Problem: Transcribe the entries exactly; images are not part of the copy.
+ + + +
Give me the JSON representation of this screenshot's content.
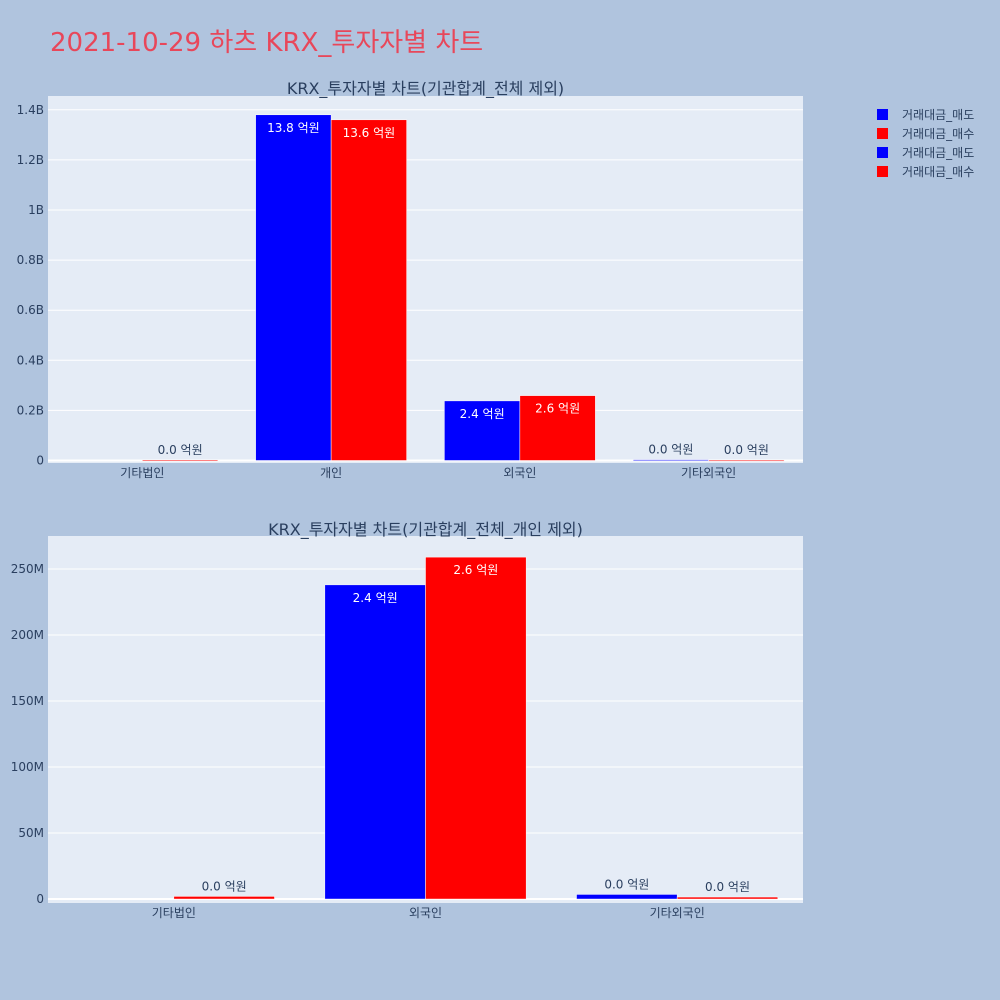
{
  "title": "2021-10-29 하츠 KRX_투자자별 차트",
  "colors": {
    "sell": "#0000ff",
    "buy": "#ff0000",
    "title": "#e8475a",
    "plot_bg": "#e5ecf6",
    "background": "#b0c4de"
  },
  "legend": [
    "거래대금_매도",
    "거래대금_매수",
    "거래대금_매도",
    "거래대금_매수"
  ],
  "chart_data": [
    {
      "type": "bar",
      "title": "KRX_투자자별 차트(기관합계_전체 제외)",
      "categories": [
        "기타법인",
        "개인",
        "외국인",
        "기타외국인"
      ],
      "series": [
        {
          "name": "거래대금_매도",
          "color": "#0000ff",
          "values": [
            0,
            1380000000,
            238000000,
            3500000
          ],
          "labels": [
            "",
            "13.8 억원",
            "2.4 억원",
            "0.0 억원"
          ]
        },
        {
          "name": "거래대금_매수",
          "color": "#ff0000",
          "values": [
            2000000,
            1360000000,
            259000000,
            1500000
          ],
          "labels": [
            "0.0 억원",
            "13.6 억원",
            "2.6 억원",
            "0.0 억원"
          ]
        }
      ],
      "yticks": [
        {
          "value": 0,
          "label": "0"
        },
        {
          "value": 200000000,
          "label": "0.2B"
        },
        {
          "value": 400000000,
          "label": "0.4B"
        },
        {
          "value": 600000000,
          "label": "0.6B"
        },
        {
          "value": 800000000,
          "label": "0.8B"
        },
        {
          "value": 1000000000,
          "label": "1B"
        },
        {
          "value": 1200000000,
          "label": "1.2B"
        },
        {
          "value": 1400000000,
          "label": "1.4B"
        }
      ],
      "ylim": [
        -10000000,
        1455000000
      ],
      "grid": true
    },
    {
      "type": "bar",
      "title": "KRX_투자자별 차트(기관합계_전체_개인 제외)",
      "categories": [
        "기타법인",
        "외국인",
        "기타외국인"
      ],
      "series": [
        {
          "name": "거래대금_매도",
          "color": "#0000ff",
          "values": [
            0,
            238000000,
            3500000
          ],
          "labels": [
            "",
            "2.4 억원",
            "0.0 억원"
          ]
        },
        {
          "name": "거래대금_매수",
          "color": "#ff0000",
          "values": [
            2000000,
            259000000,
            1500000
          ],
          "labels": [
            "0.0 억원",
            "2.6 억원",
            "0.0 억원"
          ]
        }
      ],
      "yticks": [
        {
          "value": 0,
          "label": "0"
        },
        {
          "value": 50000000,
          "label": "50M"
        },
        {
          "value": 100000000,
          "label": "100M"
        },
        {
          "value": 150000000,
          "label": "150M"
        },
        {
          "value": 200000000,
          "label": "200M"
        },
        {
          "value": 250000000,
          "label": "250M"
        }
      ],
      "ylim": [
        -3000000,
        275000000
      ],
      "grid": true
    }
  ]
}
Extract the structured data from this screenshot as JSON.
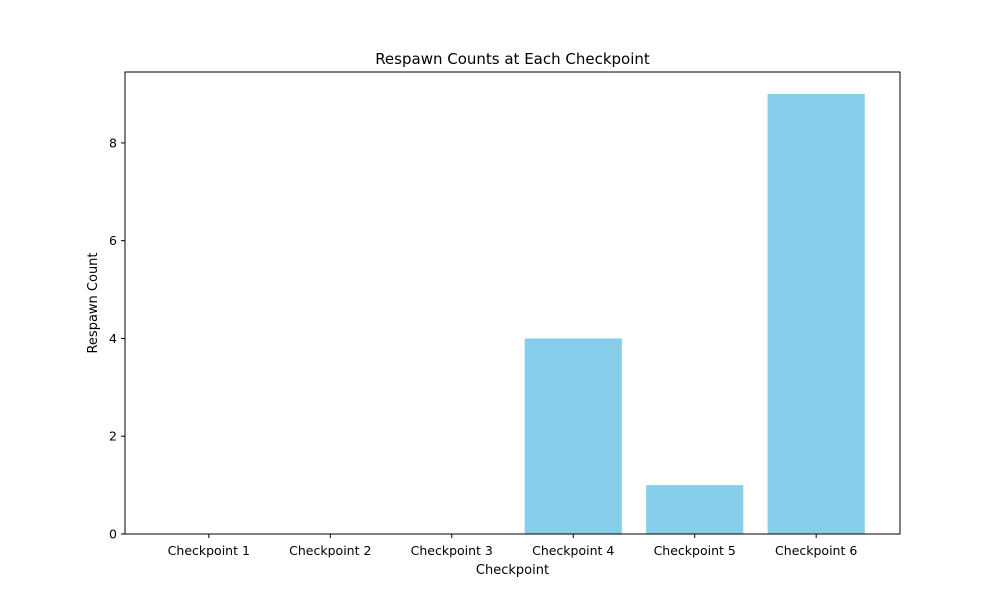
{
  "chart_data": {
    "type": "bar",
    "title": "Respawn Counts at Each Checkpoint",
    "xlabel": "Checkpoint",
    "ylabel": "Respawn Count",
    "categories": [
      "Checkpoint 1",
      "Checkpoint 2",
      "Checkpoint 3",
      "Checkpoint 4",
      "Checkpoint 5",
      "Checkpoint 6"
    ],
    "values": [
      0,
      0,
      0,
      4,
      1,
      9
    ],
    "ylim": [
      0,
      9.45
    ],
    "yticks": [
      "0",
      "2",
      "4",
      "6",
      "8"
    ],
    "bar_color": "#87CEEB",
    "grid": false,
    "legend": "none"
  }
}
+ + + +
Solution for this exercise:
Give me the JSON representation of this screenshot's content.
{
  "title": "2021-10-29 하츠 KRX_투자자별 차트",
  "colors": {
    "sell": "#0000ff",
    "buy": "#ff0000",
    "title": "#e8475a",
    "plot_bg": "#e5ecf6",
    "background": "#b0c4de"
  },
  "legend": [
    "거래대금_매도",
    "거래대금_매수",
    "거래대금_매도",
    "거래대금_매수"
  ],
  "chart_data": [
    {
      "type": "bar",
      "title": "KRX_투자자별 차트(기관합계_전체 제외)",
      "categories": [
        "기타법인",
        "개인",
        "외국인",
        "기타외국인"
      ],
      "series": [
        {
          "name": "거래대금_매도",
          "color": "#0000ff",
          "values": [
            0,
            1380000000,
            238000000,
            3500000
          ],
          "labels": [
            "",
            "13.8 억원",
            "2.4 억원",
            "0.0 억원"
          ]
        },
        {
          "name": "거래대금_매수",
          "color": "#ff0000",
          "values": [
            2000000,
            1360000000,
            259000000,
            1500000
          ],
          "labels": [
            "0.0 억원",
            "13.6 억원",
            "2.6 억원",
            "0.0 억원"
          ]
        }
      ],
      "yticks": [
        {
          "value": 0,
          "label": "0"
        },
        {
          "value": 200000000,
          "label": "0.2B"
        },
        {
          "value": 400000000,
          "label": "0.4B"
        },
        {
          "value": 600000000,
          "label": "0.6B"
        },
        {
          "value": 800000000,
          "label": "0.8B"
        },
        {
          "value": 1000000000,
          "label": "1B"
        },
        {
          "value": 1200000000,
          "label": "1.2B"
        },
        {
          "value": 1400000000,
          "label": "1.4B"
        }
      ],
      "ylim": [
        -10000000,
        1455000000
      ],
      "grid": true
    },
    {
      "type": "bar",
      "title": "KRX_투자자별 차트(기관합계_전체_개인 제외)",
      "categories": [
        "기타법인",
        "외국인",
        "기타외국인"
      ],
      "series": [
        {
          "name": "거래대금_매도",
          "color": "#0000ff",
          "values": [
            0,
            238000000,
            3500000
          ],
          "labels": [
            "",
            "2.4 억원",
            "0.0 억원"
          ]
        },
        {
          "name": "거래대금_매수",
          "color": "#ff0000",
          "values": [
            2000000,
            259000000,
            1500000
          ],
          "labels": [
            "0.0 억원",
            "2.6 억원",
            "0.0 억원"
          ]
        }
      ],
      "yticks": [
        {
          "value": 0,
          "label": "0"
        },
        {
          "value": 50000000,
          "label": "50M"
        },
        {
          "value": 100000000,
          "label": "100M"
        },
        {
          "value": 150000000,
          "label": "150M"
        },
        {
          "value": 200000000,
          "label": "200M"
        },
        {
          "value": 250000000,
          "label": "250M"
        }
      ],
      "ylim": [
        -3000000,
        275000000
      ],
      "grid": true
    }
  ]
}
Extract the structured data from this screenshot as JSON.
{
  "chart_data": {
    "type": "bar",
    "title": "Respawn Counts at Each Checkpoint",
    "xlabel": "Checkpoint",
    "ylabel": "Respawn Count",
    "categories": [
      "Checkpoint 1",
      "Checkpoint 2",
      "Checkpoint 3",
      "Checkpoint 4",
      "Checkpoint 5",
      "Checkpoint 6"
    ],
    "values": [
      0,
      0,
      0,
      4,
      1,
      9
    ],
    "ylim": [
      0,
      9.45
    ],
    "yticks": [
      "0",
      "2",
      "4",
      "6",
      "8"
    ],
    "bar_color": "#87CEEB",
    "grid": false,
    "legend": "none"
  }
}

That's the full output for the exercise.